## Start Information provided
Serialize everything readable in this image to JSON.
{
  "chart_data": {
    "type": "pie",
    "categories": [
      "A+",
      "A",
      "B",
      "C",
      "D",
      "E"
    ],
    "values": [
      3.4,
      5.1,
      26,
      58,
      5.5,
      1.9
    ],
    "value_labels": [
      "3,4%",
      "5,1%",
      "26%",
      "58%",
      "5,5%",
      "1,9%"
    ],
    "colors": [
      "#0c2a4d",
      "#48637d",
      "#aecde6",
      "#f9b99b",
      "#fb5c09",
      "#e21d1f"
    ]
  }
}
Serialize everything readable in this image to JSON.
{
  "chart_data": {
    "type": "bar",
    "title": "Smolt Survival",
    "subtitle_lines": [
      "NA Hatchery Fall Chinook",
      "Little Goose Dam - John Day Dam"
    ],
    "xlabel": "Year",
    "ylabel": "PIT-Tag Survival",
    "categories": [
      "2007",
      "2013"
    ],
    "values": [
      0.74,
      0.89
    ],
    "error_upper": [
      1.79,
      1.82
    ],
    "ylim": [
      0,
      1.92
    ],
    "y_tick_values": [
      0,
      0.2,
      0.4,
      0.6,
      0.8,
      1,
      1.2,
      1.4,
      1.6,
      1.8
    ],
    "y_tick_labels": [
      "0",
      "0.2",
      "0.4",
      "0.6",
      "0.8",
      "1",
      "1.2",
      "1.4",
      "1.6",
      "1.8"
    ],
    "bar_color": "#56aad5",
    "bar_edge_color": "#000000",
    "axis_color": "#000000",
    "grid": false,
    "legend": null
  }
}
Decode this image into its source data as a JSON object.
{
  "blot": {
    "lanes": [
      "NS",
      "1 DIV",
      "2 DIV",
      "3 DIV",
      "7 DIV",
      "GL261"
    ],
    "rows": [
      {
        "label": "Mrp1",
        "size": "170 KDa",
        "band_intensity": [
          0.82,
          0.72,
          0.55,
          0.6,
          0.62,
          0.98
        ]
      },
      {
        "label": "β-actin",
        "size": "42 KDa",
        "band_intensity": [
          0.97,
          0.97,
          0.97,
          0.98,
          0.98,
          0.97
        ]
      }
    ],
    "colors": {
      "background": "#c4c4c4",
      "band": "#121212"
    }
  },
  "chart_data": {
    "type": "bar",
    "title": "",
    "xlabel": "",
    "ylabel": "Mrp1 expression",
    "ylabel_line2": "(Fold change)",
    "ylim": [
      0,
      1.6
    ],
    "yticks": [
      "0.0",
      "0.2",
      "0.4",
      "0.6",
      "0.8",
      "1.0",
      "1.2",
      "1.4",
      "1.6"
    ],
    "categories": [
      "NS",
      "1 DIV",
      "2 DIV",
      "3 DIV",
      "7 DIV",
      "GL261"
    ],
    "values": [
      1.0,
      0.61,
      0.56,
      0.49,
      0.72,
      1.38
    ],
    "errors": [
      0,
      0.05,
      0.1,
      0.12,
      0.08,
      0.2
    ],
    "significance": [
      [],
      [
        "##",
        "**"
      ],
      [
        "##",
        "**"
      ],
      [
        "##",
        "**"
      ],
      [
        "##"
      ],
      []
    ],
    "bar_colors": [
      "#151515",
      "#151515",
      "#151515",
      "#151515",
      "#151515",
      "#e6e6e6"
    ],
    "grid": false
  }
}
## End Information provided
Instructions for the task — Extract the complete listing above, reproducing each line exactly.

Finished task —
Serialize everything readable in this image to JSON.
{
  "chart_data": {
    "type": "pie",
    "categories": [
      "A+",
      "A",
      "B",
      "C",
      "D",
      "E"
    ],
    "values": [
      3.4,
      5.1,
      26,
      58,
      5.5,
      1.9
    ],
    "value_labels": [
      "3,4%",
      "5,1%",
      "26%",
      "58%",
      "5,5%",
      "1,9%"
    ],
    "colors": [
      "#0c2a4d",
      "#48637d",
      "#aecde6",
      "#f9b99b",
      "#fb5c09",
      "#e21d1f"
    ]
  }
}
Serialize everything readable in this image to JSON.
{
  "chart_data": {
    "type": "bar",
    "title": "Smolt Survival",
    "subtitle_lines": [
      "NA Hatchery Fall Chinook",
      "Little Goose Dam - John Day Dam"
    ],
    "xlabel": "Year",
    "ylabel": "PIT-Tag Survival",
    "categories": [
      "2007",
      "2013"
    ],
    "values": [
      0.74,
      0.89
    ],
    "error_upper": [
      1.79,
      1.82
    ],
    "ylim": [
      0,
      1.92
    ],
    "y_tick_values": [
      0,
      0.2,
      0.4,
      0.6,
      0.8,
      1,
      1.2,
      1.4,
      1.6,
      1.8
    ],
    "y_tick_labels": [
      "0",
      "0.2",
      "0.4",
      "0.6",
      "0.8",
      "1",
      "1.2",
      "1.4",
      "1.6",
      "1.8"
    ],
    "bar_color": "#56aad5",
    "bar_edge_color": "#000000",
    "axis_color": "#000000",
    "grid": false,
    "legend": null
  }
}
Decode this image into its source data as a JSON object.
{
  "blot": {
    "lanes": [
      "NS",
      "1 DIV",
      "2 DIV",
      "3 DIV",
      "7 DIV",
      "GL261"
    ],
    "rows": [
      {
        "label": "Mrp1",
        "size": "170 KDa",
        "band_intensity": [
          0.82,
          0.72,
          0.55,
          0.6,
          0.62,
          0.98
        ]
      },
      {
        "label": "β-actin",
        "size": "42 KDa",
        "band_intensity": [
          0.97,
          0.97,
          0.97,
          0.98,
          0.98,
          0.97
        ]
      }
    ],
    "colors": {
      "background": "#c4c4c4",
      "band": "#121212"
    }
  },
  "chart_data": {
    "type": "bar",
    "title": "",
    "xlabel": "",
    "ylabel": "Mrp1 expression",
    "ylabel_line2": "(Fold change)",
    "ylim": [
      0,
      1.6
    ],
    "yticks": [
      "0.0",
      "0.2",
      "0.4",
      "0.6",
      "0.8",
      "1.0",
      "1.2",
      "1.4",
      "1.6"
    ],
    "categories": [
      "NS",
      "1 DIV",
      "2 DIV",
      "3 DIV",
      "7 DIV",
      "GL261"
    ],
    "values": [
      1.0,
      0.61,
      0.56,
      0.49,
      0.72,
      1.38
    ],
    "errors": [
      0,
      0.05,
      0.1,
      0.12,
      0.08,
      0.2
    ],
    "significance": [
      [],
      [
        "##",
        "**"
      ],
      [
        "##",
        "**"
      ],
      [
        "##",
        "**"
      ],
      [
        "##"
      ],
      []
    ],
    "bar_colors": [
      "#151515",
      "#151515",
      "#151515",
      "#151515",
      "#151515",
      "#e6e6e6"
    ],
    "grid": false
  }
}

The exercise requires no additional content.